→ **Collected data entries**
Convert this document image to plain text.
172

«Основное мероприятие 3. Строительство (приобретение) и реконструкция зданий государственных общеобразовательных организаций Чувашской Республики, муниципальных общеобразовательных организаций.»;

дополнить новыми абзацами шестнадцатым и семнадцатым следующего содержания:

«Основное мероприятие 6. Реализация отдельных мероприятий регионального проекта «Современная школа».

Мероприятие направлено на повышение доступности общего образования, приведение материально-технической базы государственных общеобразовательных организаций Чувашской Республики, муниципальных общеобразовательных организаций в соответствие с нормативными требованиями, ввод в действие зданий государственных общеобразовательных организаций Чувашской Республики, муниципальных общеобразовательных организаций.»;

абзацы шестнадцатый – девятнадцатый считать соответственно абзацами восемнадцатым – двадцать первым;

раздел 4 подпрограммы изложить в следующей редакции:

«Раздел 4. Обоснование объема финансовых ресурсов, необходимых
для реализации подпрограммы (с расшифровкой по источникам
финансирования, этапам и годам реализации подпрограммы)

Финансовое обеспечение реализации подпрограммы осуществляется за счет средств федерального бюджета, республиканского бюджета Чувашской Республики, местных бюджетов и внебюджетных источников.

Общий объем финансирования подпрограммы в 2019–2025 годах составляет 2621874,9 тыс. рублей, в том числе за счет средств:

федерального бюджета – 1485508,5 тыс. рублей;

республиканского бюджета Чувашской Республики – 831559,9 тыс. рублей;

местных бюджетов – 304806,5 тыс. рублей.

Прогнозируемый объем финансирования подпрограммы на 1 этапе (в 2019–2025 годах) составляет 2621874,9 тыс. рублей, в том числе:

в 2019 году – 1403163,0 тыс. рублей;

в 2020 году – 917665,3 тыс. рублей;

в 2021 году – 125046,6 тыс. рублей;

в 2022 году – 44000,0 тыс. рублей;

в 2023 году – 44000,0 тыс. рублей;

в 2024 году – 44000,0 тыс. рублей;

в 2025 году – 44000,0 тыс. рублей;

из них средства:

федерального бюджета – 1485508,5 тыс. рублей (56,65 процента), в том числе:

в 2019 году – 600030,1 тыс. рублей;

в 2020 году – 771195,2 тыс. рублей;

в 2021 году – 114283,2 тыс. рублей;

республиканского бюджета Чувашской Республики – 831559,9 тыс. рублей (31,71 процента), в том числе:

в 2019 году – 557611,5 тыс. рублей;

→ **Task requirements**
Which lines hold the word "году"? Show each one.

→ **Output below**
в 2019 году – 1403163,0 тыс. рублей;
в 2020 году – 917665,3 тыс. рублей;
в 2021 году – 125046,6 тыс. рублей;
в 2022 году – 44000,0 тыс. рублей;
в 2023 году – 44000,0 тыс. рублей;
в 2024 году – 44000,0 тыс. рублей;
в 2025 году – 44000,0 тыс. рублей;
в 2019 году – 600030,1 тыс. рублей;
в 2020 году – 771195,2 тыс. рублей;
в 2021 году – 114283,2 тыс. рублей;
в 2019 году – 557611,5 тыс. рублей;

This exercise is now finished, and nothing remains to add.